## THE PROBLEM
Copy all lines holding the word "this" from the entries.

## SUPPLIED RECORDS
>>>

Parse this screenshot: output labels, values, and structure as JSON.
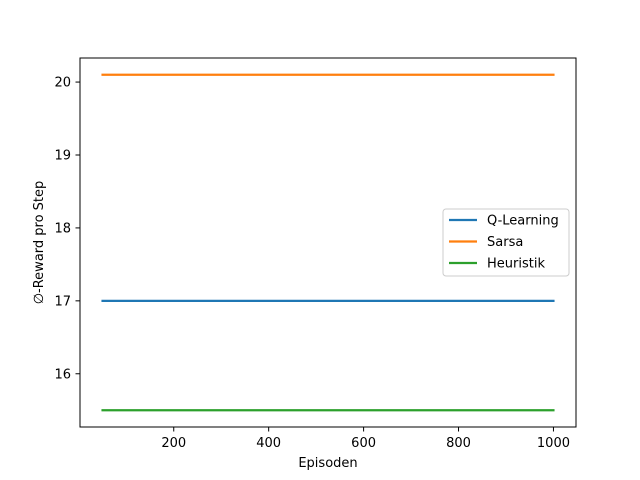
{
  "chart_data": {
    "type": "line",
    "title": "",
    "xlabel": "Episoden",
    "ylabel": "∅-Reward pro Step",
    "xlim": [
      2.5,
      1047.5
    ],
    "ylim": [
      15.27,
      20.33
    ],
    "xticks": [
      200,
      400,
      600,
      800,
      1000
    ],
    "yticks": [
      16,
      17,
      18,
      19,
      20
    ],
    "grid": false,
    "legend_position": "center-right",
    "series": [
      {
        "name": "Q-Learning",
        "color": "#1f77b4",
        "x": [
          50,
          1000
        ],
        "values": [
          17.0,
          17.0
        ]
      },
      {
        "name": "Sarsa",
        "color": "#ff7f0e",
        "x": [
          50,
          1000
        ],
        "values": [
          20.1,
          20.1
        ]
      },
      {
        "name": "Heuristik",
        "color": "#2ca02c",
        "x": [
          50,
          1000
        ],
        "values": [
          15.5,
          15.5
        ]
      }
    ]
  }
}
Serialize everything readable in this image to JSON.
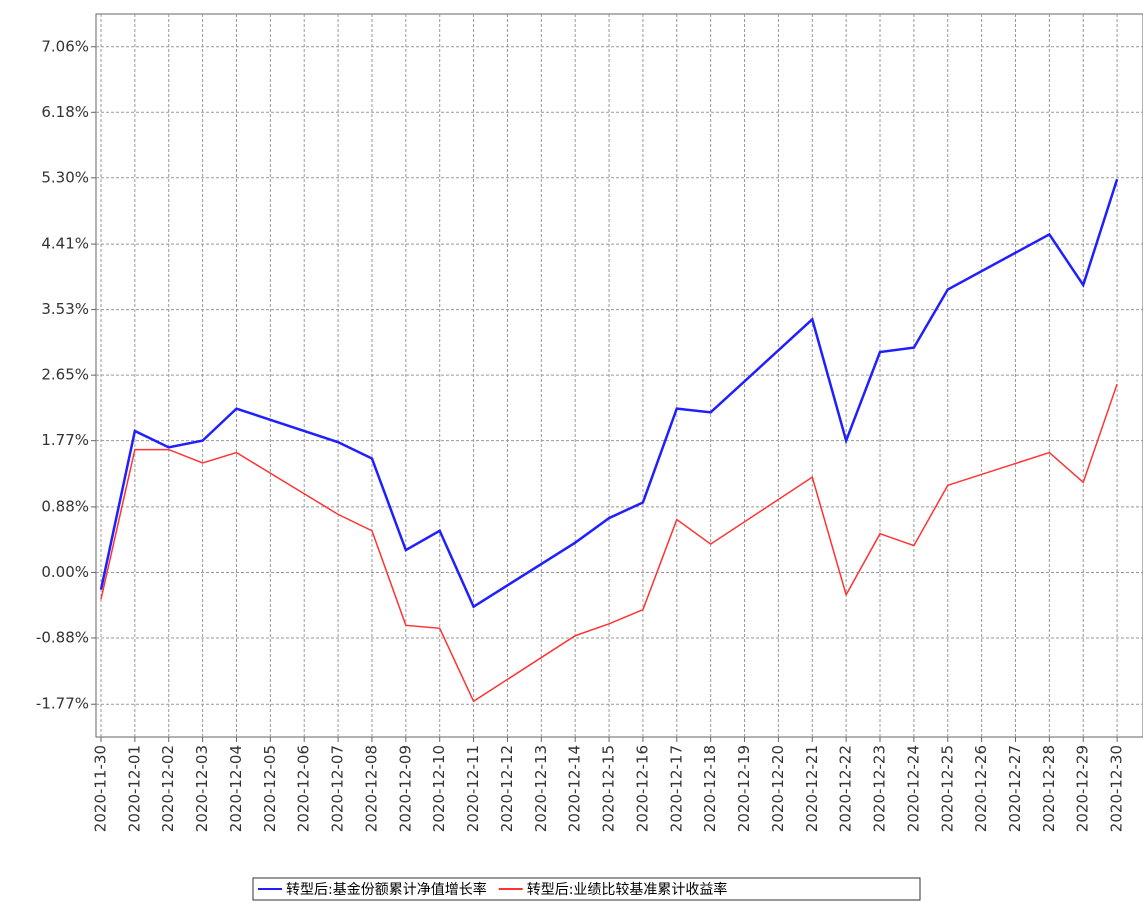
{
  "chart_data": {
    "type": "line",
    "categories": [
      "2020-11-30",
      "2020-12-01",
      "2020-12-02",
      "2020-12-03",
      "2020-12-04",
      "2020-12-05",
      "2020-12-06",
      "2020-12-07",
      "2020-12-08",
      "2020-12-09",
      "2020-12-10",
      "2020-12-11",
      "2020-12-12",
      "2020-12-13",
      "2020-12-14",
      "2020-12-15",
      "2020-12-16",
      "2020-12-17",
      "2020-12-18",
      "2020-12-19",
      "2020-12-20",
      "2020-12-21",
      "2020-12-22",
      "2020-12-23",
      "2020-12-24",
      "2020-12-25",
      "2020-12-26",
      "2020-12-27",
      "2020-12-28",
      "2020-12-29",
      "2020-12-30"
    ],
    "x": [
      "2020-11-30",
      "2020-12-01",
      "2020-12-02",
      "2020-12-03",
      "2020-12-04",
      "2020-12-07",
      "2020-12-08",
      "2020-12-09",
      "2020-12-10",
      "2020-12-11",
      "2020-12-14",
      "2020-12-15",
      "2020-12-16",
      "2020-12-17",
      "2020-12-18",
      "2020-12-21",
      "2020-12-22",
      "2020-12-23",
      "2020-12-24",
      "2020-12-25",
      "2020-12-28",
      "2020-12-29",
      "2020-12-30"
    ],
    "series": [
      {
        "name": "转型后:基金份额累计净值增长率",
        "color": "#1f1fff",
        "values": [
          -0.23,
          1.9,
          1.68,
          1.77,
          2.2,
          1.75,
          1.53,
          0.3,
          0.56,
          -0.46,
          0.4,
          0.73,
          0.94,
          2.2,
          2.15,
          3.4,
          1.77,
          2.96,
          3.02,
          3.8,
          4.54,
          3.86,
          5.28
        ]
      },
      {
        "name": "转型后:业绩比较基准累计收益率",
        "color": "#ff3333",
        "values": [
          -0.36,
          1.65,
          1.65,
          1.47,
          1.61,
          0.78,
          0.56,
          -0.71,
          -0.75,
          -1.73,
          -0.85,
          -0.69,
          -0.5,
          0.71,
          0.38,
          1.28,
          -0.3,
          0.52,
          0.36,
          1.17,
          1.61,
          1.21,
          2.53
        ]
      }
    ],
    "ylim": [
      -2.21,
      7.5
    ],
    "yticks": [
      {
        "value": -1.77,
        "label": "-1.77%"
      },
      {
        "value": -0.88,
        "label": "-0.88%"
      },
      {
        "value": 0,
        "label": "0.00%"
      },
      {
        "value": 0.88,
        "label": "0.88%"
      },
      {
        "value": 1.77,
        "label": "1.77%"
      },
      {
        "value": 2.65,
        "label": "2.65%"
      },
      {
        "value": 3.53,
        "label": "3.53%"
      },
      {
        "value": 4.41,
        "label": "4.41%"
      },
      {
        "value": 5.3,
        "label": "5.30%"
      },
      {
        "value": 6.18,
        "label": "6.18%"
      },
      {
        "value": 7.06,
        "label": "7.06%"
      }
    ],
    "grid": true
  }
}
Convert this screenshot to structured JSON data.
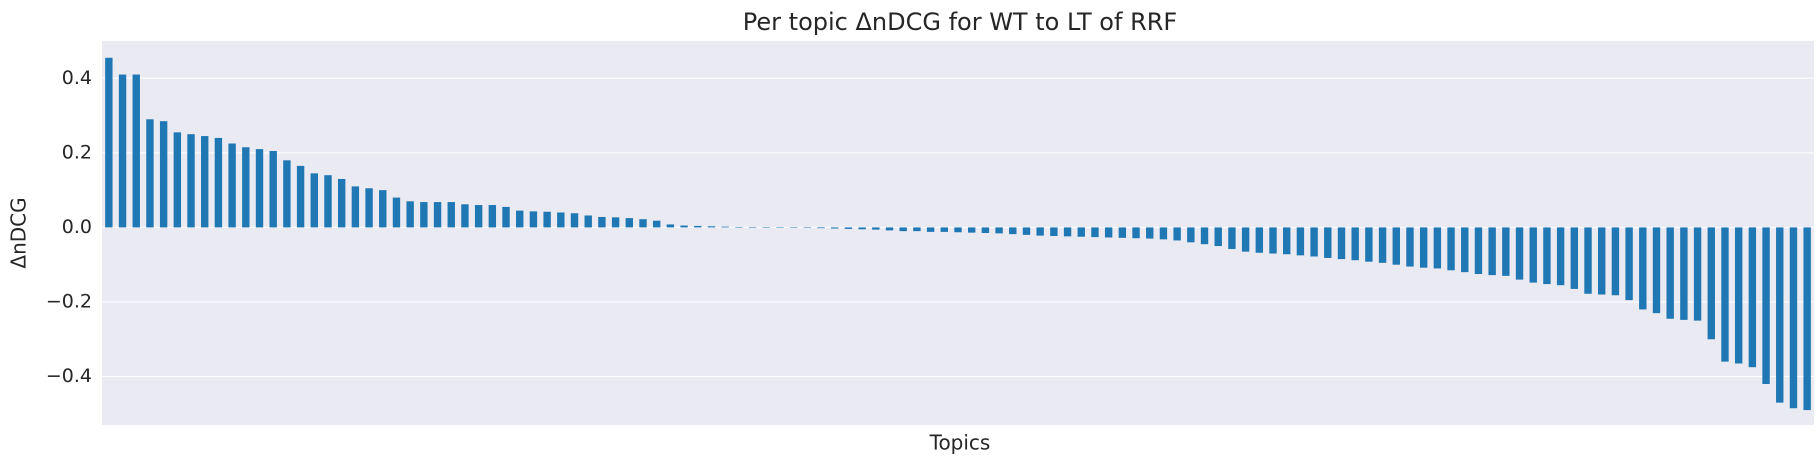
{
  "chart_data": {
    "type": "bar",
    "title": "Per topic ΔnDCG for WT to LT of RRF",
    "x_label": "Topics",
    "y_label": "ΔnDCG",
    "color": "#1f77b4",
    "grid": true,
    "background": "#eaeaf2",
    "values": [
      0.455,
      0.41,
      0.41,
      0.29,
      0.285,
      0.255,
      0.25,
      0.245,
      0.24,
      0.225,
      0.215,
      0.21,
      0.205,
      0.18,
      0.165,
      0.145,
      0.14,
      0.13,
      0.11,
      0.105,
      0.1,
      0.08,
      0.07,
      0.068,
      0.068,
      0.068,
      0.062,
      0.06,
      0.06,
      0.055,
      0.045,
      0.043,
      0.042,
      0.04,
      0.038,
      0.032,
      0.028,
      0.027,
      0.025,
      0.022,
      0.018,
      0.008,
      0.005,
      0.004,
      0.003,
      0.002,
      0.001,
      0.001,
      0,
      0,
      -0.001,
      -0.001,
      -0.002,
      -0.003,
      -0.004,
      -0.005,
      -0.006,
      -0.008,
      -0.01,
      -0.01,
      -0.012,
      -0.012,
      -0.013,
      -0.014,
      -0.015,
      -0.016,
      -0.018,
      -0.02,
      -0.022,
      -0.023,
      -0.024,
      -0.025,
      -0.026,
      -0.027,
      -0.028,
      -0.029,
      -0.03,
      -0.032,
      -0.035,
      -0.04,
      -0.045,
      -0.05,
      -0.058,
      -0.065,
      -0.068,
      -0.07,
      -0.072,
      -0.075,
      -0.078,
      -0.082,
      -0.085,
      -0.088,
      -0.092,
      -0.095,
      -0.1,
      -0.105,
      -0.108,
      -0.11,
      -0.115,
      -0.12,
      -0.125,
      -0.128,
      -0.13,
      -0.14,
      -0.148,
      -0.152,
      -0.155,
      -0.165,
      -0.178,
      -0.18,
      -0.182,
      -0.195,
      -0.22,
      -0.23,
      -0.245,
      -0.248,
      -0.25,
      -0.3,
      -0.36,
      -0.365,
      -0.375,
      -0.42,
      -0.47,
      -0.485,
      -0.49
    ],
    "ylim": [
      -0.53,
      0.5
    ],
    "yticks": [
      {
        "value": -0.4,
        "label": "−0.4"
      },
      {
        "value": -0.2,
        "label": "−0.2"
      },
      {
        "value": 0,
        "label": "0.0"
      },
      0.2,
      0.4
    ]
  }
}
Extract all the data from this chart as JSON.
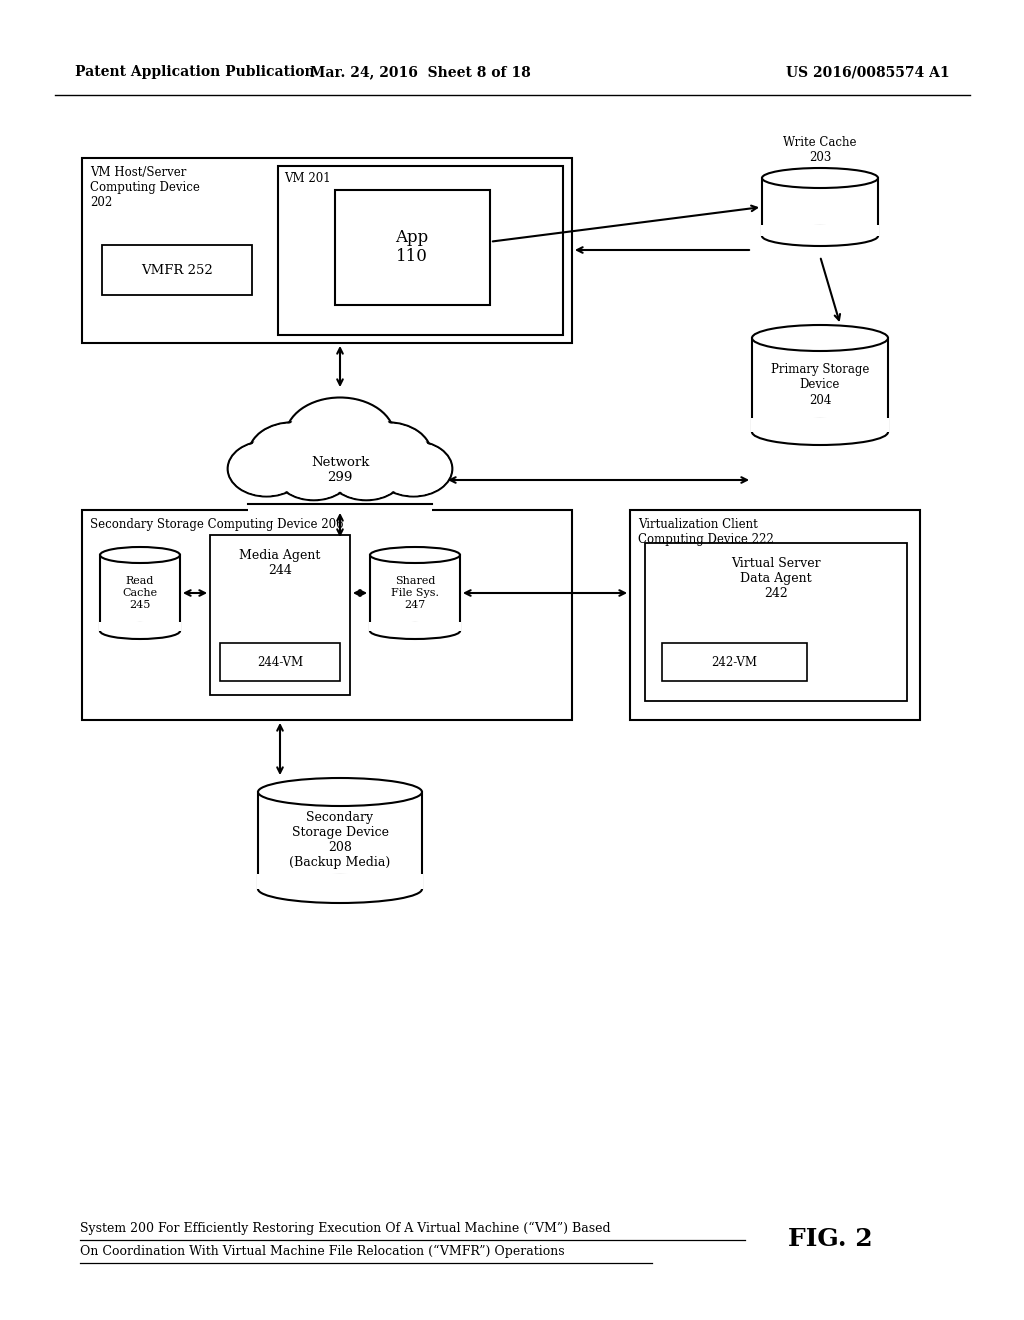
{
  "bg_color": "#ffffff",
  "header_left": "Patent Application Publication",
  "header_mid": "Mar. 24, 2016  Sheet 8 of 18",
  "header_right": "US 2016/0085574 A1",
  "fig_label": "FIG. 2",
  "caption_line1": "System 200 For Efficiently Restoring Execution Of A Virtual Machine (“VM”) Based",
  "caption_line2": "On Coordination With Virtual Machine File Relocation (“VMFR”) Operations"
}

<<<

## FINAL ANSWER
Parse this screenshot: output labels, values, and structure as JSON.
Serialize everything readable in this image to JSON.
Convert this screenshot to structured JSON data.
Extract all the data from this chart as JSON.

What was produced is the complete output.